Recorded information

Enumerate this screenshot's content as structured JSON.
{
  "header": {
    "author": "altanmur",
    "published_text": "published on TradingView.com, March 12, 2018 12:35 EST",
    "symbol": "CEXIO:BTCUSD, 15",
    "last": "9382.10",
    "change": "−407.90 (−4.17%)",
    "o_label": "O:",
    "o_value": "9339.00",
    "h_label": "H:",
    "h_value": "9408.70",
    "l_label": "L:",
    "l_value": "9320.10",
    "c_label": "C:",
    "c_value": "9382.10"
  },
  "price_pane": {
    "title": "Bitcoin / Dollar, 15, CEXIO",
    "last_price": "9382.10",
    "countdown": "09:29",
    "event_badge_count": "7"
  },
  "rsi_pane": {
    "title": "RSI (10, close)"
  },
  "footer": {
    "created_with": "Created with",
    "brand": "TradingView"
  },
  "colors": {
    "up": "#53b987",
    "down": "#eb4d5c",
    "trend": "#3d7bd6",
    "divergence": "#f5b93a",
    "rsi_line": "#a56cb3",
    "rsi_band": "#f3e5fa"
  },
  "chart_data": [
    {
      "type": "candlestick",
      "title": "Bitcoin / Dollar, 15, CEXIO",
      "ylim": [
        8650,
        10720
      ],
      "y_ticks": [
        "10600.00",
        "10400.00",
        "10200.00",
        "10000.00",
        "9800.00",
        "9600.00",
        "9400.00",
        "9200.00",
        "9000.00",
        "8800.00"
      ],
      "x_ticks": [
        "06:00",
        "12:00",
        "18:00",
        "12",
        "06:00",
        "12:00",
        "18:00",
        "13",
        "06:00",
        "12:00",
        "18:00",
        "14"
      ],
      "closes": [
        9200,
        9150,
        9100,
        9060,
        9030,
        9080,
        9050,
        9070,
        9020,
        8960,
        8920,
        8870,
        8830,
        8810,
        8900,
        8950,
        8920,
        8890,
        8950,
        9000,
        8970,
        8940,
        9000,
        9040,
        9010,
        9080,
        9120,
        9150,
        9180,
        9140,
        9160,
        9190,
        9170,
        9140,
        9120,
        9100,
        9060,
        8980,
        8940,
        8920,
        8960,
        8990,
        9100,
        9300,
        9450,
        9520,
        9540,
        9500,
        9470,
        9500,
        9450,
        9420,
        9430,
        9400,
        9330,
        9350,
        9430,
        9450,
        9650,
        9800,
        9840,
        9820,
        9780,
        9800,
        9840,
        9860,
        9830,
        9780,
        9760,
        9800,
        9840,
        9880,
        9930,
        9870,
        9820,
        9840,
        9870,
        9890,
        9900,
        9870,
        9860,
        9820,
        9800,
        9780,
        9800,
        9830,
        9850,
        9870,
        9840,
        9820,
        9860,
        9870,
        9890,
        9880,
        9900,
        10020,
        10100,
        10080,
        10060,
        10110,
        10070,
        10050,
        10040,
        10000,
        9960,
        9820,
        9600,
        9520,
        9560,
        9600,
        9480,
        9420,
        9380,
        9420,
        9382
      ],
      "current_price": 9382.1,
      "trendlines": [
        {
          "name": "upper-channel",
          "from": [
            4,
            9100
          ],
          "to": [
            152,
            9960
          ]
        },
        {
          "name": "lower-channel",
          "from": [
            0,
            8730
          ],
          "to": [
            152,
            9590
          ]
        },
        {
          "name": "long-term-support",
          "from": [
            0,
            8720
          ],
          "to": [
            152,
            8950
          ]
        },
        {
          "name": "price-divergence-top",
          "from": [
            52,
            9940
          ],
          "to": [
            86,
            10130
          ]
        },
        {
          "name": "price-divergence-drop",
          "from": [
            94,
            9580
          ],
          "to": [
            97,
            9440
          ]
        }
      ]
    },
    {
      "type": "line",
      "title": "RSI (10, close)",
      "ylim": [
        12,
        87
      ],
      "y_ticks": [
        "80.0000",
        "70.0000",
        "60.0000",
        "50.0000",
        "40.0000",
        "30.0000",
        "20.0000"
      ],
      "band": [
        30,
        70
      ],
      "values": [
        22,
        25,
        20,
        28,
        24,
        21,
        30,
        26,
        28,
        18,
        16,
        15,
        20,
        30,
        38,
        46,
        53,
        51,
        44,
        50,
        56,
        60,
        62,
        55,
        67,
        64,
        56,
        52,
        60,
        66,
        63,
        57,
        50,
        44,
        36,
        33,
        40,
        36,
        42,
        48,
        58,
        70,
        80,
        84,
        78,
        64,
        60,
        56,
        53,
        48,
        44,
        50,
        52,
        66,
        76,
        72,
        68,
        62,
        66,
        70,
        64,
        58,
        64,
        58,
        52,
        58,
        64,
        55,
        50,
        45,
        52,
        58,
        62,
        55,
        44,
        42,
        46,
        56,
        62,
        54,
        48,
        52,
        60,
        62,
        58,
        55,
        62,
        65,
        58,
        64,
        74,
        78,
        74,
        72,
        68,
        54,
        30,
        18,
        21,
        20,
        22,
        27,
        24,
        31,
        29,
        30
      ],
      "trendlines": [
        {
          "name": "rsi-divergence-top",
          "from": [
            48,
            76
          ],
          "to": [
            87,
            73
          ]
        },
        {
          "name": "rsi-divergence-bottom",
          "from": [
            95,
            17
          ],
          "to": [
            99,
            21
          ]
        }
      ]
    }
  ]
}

Task details
Respond with the number of lines containing "TradingView" and no additional words.

Full answer
2